* **SET EXERCISE**
Quote each line of the material verbatim, without the pictures.
· · · · · · ·
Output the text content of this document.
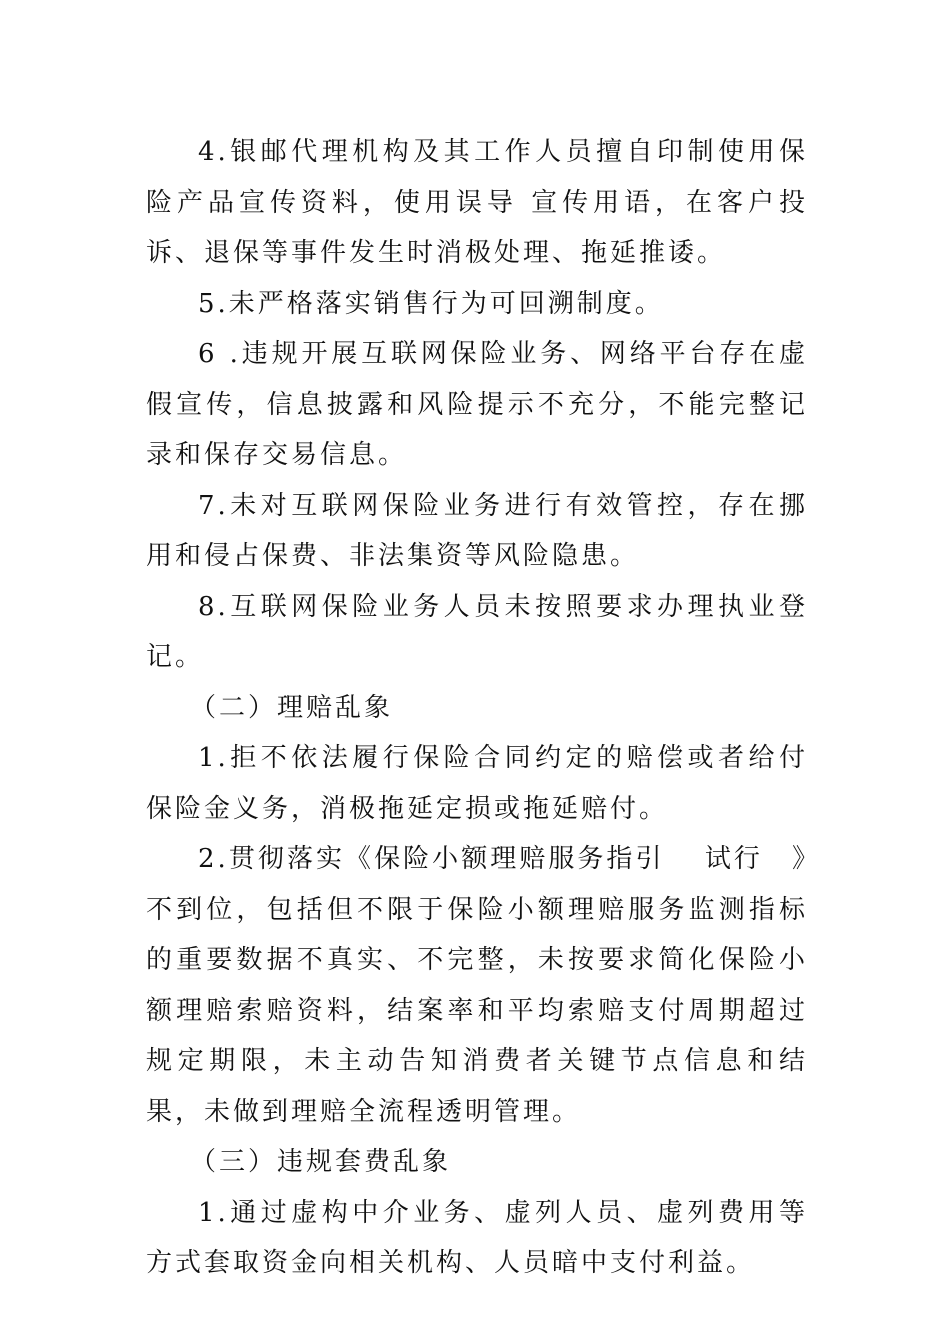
4.银邮代理机构及其工作人员擅自印制使用保险产品宣传资料，使用误导 宣传用语，在客户投诉、退保等事件发生时消极处理、拖延推诿。

5.未严格落实销售行为可回溯制度。

6 .违规开展互联网保险业务、网络平台存在虚假宣传，信息披露和风险提示不充分，不能完整记录和保存交易信息。

7.未对互联网保险业务进行有效管控，存在挪用和侵占保费、非法集资等风险隐患。

8.互联网保险业务人员未按照要求办理执业登记。

（二）理赔乱象

1.拒不依法履行保险合同约定的赔偿或者给付保险金义务，消极拖延定损或拖延赔付。

2.贯彻落实《保险小额理赔服务指引　 试行　》不到位，包括但不限于保险小额理赔服务监测指标的重要数据不真实、不完整，未按要求简化保险小额理赔索赔资料，结案率和平均索赔支付周期超过规定期限，未主动告知消费者关键节点信息和结果，未做到理赔全流程透明管理。

（三）违规套费乱象

1.通过虚构中介业务、虚列人员、虚列费用等方式套取资金向相关机构、人员暗中支付利益。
· · · · · · ·
* **WRITTEN SOLUTION**
Output the text content of this document.
4.银邮代理机构及其工作人员擅自印制使用保险产品宣传资料，使用误导 宣传用语，在客户投诉、退保等事件发生时消极处理、拖延推诿。

5.未严格落实销售行为可回溯制度。

6 .违规开展互联网保险业务、网络平台存在虚假宣传，信息披露和风险提示不充分，不能完整记录和保存交易信息。

7.未对互联网保险业务进行有效管控，存在挪用和侵占保费、非法集资等风险隐患。

8.互联网保险业务人员未按照要求办理执业登记。

（二）理赔乱象

1.拒不依法履行保险合同约定的赔偿或者给付保险金义务，消极拖延定损或拖延赔付。

2.贯彻落实《保险小额理赔服务指引　 试行　》不到位，包括但不限于保险小额理赔服务监测指标的重要数据不真实、不完整，未按要求简化保险小额理赔索赔资料，结案率和平均索赔支付周期超过规定期限，未主动告知消费者关键节点信息和结果，未做到理赔全流程透明管理。

（三）违规套费乱象

1.通过虚构中介业务、虚列人员、虚列费用等方式套取资金向相关机构、人员暗中支付利益。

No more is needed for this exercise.